* _Task instructions_: Give again, unaltered, the line with "What text is on this page?" and all lines that follow it in the listing below, minus any pictures.

[Stored records]
# # # # # # #

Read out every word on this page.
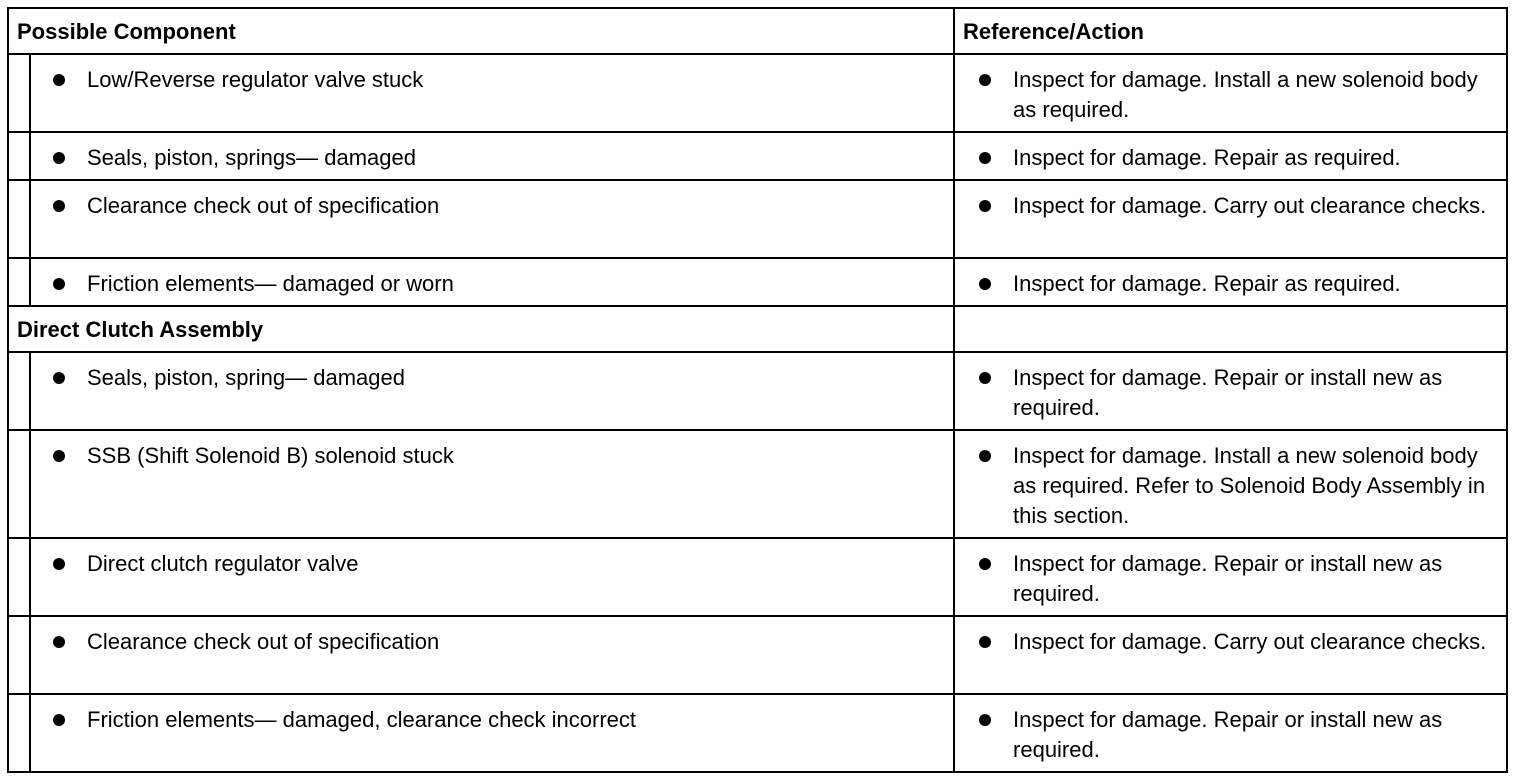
Possible Component		Reference/Action

	Low/Reverse regulator valve stuck	Inspect for damage. Install a new solenoid body as required.

	Seals, piston, springs— damaged	Inspect for damage. Repair as required.

	Clearance check out of specification	Inspect for damage. Carry out clearance checks.

	Friction elements— damaged or worn	Inspect for damage. Repair as required.

Direct Clutch Assembly		

	Seals, piston, spring— damaged	Inspect for damage. Repair or install new as required.

	SSB (Shift Solenoid B) solenoid stuck	Inspect for damage. Install a new solenoid body as required. Refer to Solenoid Body Assembly in this section.

	Direct clutch regulator valve	Inspect for damage. Repair or install new as required.

	Clearance check out of specification	Inspect for damage. Carry out clearance checks.

	Friction elements— damaged, clearance check incorrect	Inspect for damage. Repair or install new as required.
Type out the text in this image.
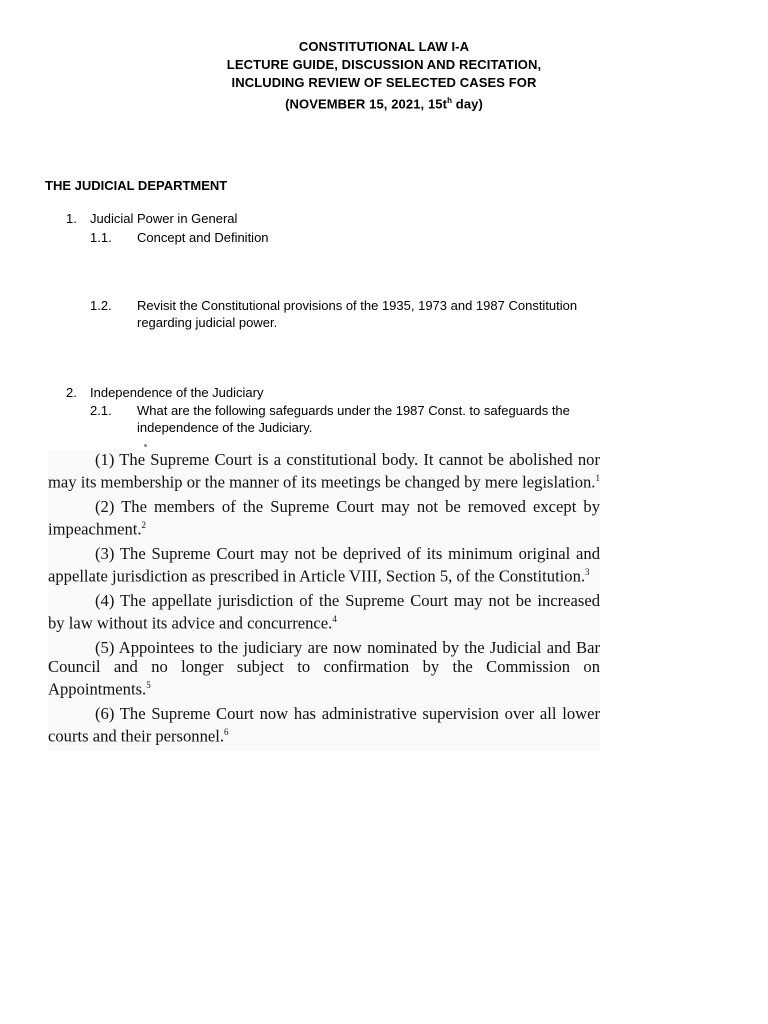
CONSTITUTIONAL LAW I-A
LECTURE GUIDE, DISCUSSION AND RECITATION,
INCLUDING REVIEW OF SELECTED CASES FOR
(NOVEMBER 15, 2021, $15t^h$ day)
THE JUDICIAL DEPARTMENT
1. Judicial Power in General
1.1. Concept and Definition
1.2. Revisit the Constitutional provisions of the 1935, 1973 and 1987 Constitution
regarding judicial power.
2. Independence of the Judiciary
2.1. What are the following safeguards under the 1987 Const. to safeguards the
independence of the Judiciary.

(1) The Supreme Court is a constitutional body. It cannot be abolished nor may its membership or the manner of its meetings be changed by mere legislation.$^1$

(2) The members of the Supreme Court may not be removed except by impeachment.$^2$

(3) The Supreme Court may not be deprived of its minimum original and appellate jurisdiction as prescribed in Article VIII, Section 5, of the Constitution.$^3$

(4) The appellate jurisdiction of the Supreme Court may not be increased by law without its advice and concurrence.$^4$

(5) Appointees to the judiciary are now nominated by the Judicial and Bar Council and no longer subject to confirmation by the Commission on Appointments.$^5$

(6) The Supreme Court now has administrative supervision over all lower courts and their personnel.$^6$
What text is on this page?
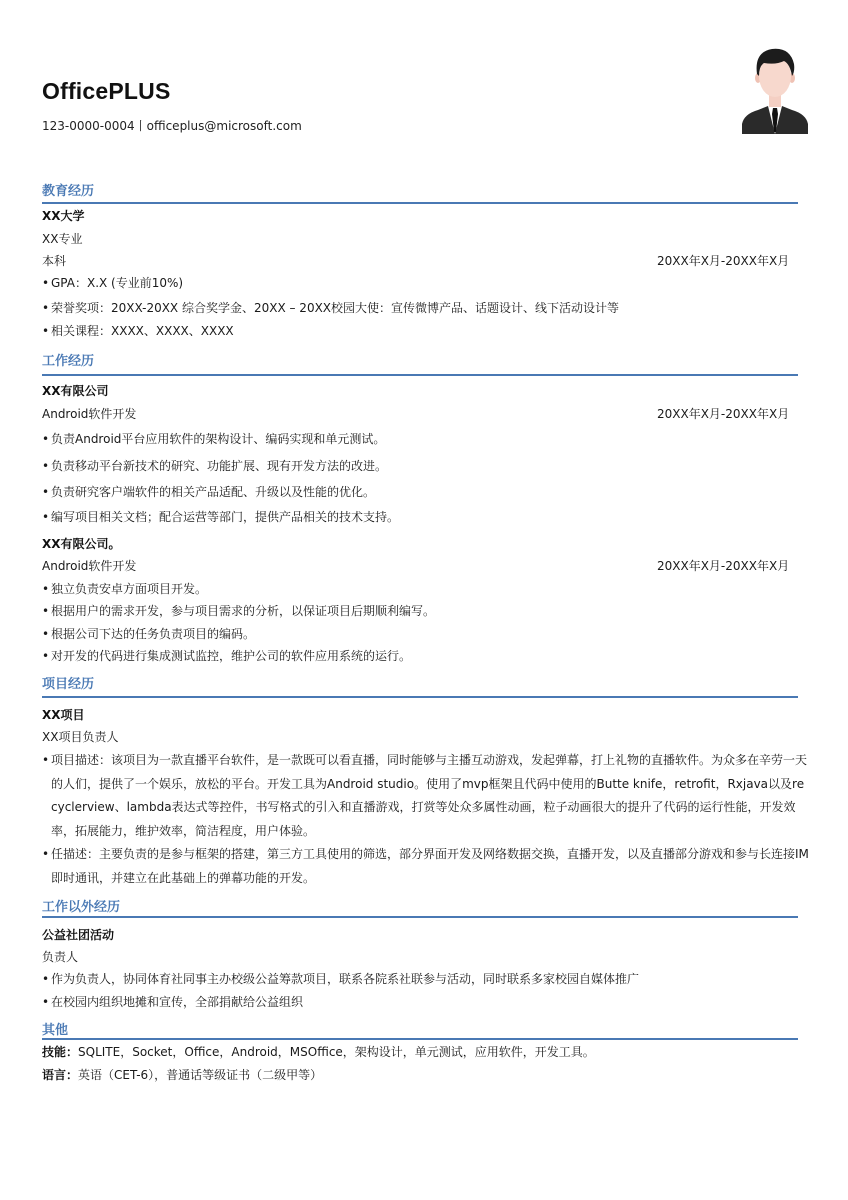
OfficePLUS
123-0000-0004丨officeplus@microsoft.com
教育经历
XX大学
XX专业
本科	20XX年X月-20XX年X月
• GPA：X.X (专业前10%)
• 荣誉奖项：20XX-20XX 综合奖学金、20XX – 20XX校园大使：宣传微博产品、话题设计、线下活动设计等
• 相关课程：XXXX、XXXX、XXXX
工作经历
XX有限公司
Android软件开发	20XX年X月-20XX年X月
• 负责Android平台应用软件的架构设计、编码实现和单元测试。
• 负责移动平台新技术的研究、功能扩展、现有开发方法的改进。
• 负责研究客户端软件的相关产品适配、升级以及性能的优化。
• 编写项目相关文档；配合运营等部门，提供产品相关的技术支持。
XX有限公司。
Android软件开发	20XX年X月-20XX年X月
• 独立负责安卓方面项目开发。
• 根据用户的需求开发，参与项目需求的分析，以保证项目后期顺利编写。
• 根据公司下达的任务负责项目的编码。
• 对开发的代码进行集成测试监控，维护公司的软件应用系统的运行。
项目经历
XX项目
XX项目负责人
• 项目描述：该项目为一款直播平台软件，是一款既可以看直播，同时能够与主播互动游戏，发起弹幕，打上礼物的直播软件。为众多在辛劳一天的人们，提供了一个娱乐，放松的平台。开发工具为Android studio。使用了mvp框架且代码中使用的Butte knife，retrofit，Rxjava以及recyclerview、lambda表达式等控件，书写格式的引入和直播游戏，打赏等处众多属性动画，粒子动画很大的提升了代码的运行性能，开发效率，拓展能力，维护效率，简洁程度，用户体验。
• 任描述：主要负责的是参与框架的搭建，第三方工具使用的筛选，部分界面开发及网络数据交换，直播开发，以及直播部分游戏和参与长连接IM即时通讯，并建立在此基础上的弹幕功能的开发。
工作以外经历
公益社团活动
负责人
• 作为负责人，协同体育社同事主办校级公益筹款项目，联系各院系社联参与活动，同时联系多家校园自媒体推广
• 在校园内组织地摊和宣传，全部捐献给公益组织
其他
技能：SQLITE，Socket，Office，Android，MSOffice，架构设计，单元测试，应用软件，开发工具。
语言：英语（CET-6），普通话等级证书（二级甲等）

# # # # # # #

* _Reply to the task_:
What text is on this page?
OfficePLUS
123-0000-0004丨officeplus@microsoft.com
教育经历
XX大学
XX专业
本科	20XX年X月-20XX年X月
• GPA：X.X (专业前10%)
• 荣誉奖项：20XX-20XX 综合奖学金、20XX – 20XX校园大使：宣传微博产品、话题设计、线下活动设计等
• 相关课程：XXXX、XXXX、XXXX
工作经历
XX有限公司
Android软件开发	20XX年X月-20XX年X月
• 负责Android平台应用软件的架构设计、编码实现和单元测试。
• 负责移动平台新技术的研究、功能扩展、现有开发方法的改进。
• 负责研究客户端软件的相关产品适配、升级以及性能的优化。
• 编写项目相关文档；配合运营等部门，提供产品相关的技术支持。
XX有限公司。
Android软件开发	20XX年X月-20XX年X月
• 独立负责安卓方面项目开发。
• 根据用户的需求开发，参与项目需求的分析，以保证项目后期顺利编写。
• 根据公司下达的任务负责项目的编码。
• 对开发的代码进行集成测试监控，维护公司的软件应用系统的运行。
项目经历
XX项目
XX项目负责人
• 项目描述：该项目为一款直播平台软件，是一款既可以看直播，同时能够与主播互动游戏，发起弹幕，打上礼物的直播软件。为众多在辛劳一天的人们，提供了一个娱乐，放松的平台。开发工具为Android studio。使用了mvp框架且代码中使用的Butte knife，retrofit，Rxjava以及recyclerview、lambda表达式等控件，书写格式的引入和直播游戏，打赏等处众多属性动画，粒子动画很大的提升了代码的运行性能，开发效率，拓展能力，维护效率，简洁程度，用户体验。
• 任描述：主要负责的是参与框架的搭建，第三方工具使用的筛选，部分界面开发及网络数据交换，直播开发，以及直播部分游戏和参与长连接IM即时通讯，并建立在此基础上的弹幕功能的开发。
工作以外经历
公益社团活动
负责人
• 作为负责人，协同体育社同事主办校级公益筹款项目，联系各院系社联参与活动，同时联系多家校园自媒体推广
• 在校园内组织地摊和宣传，全部捐献给公益组织
其他
技能：SQLITE，Socket，Office，Android，MSOffice，架构设计，单元测试，应用软件，开发工具。
语言：英语（CET-6），普通话等级证书（二级甲等）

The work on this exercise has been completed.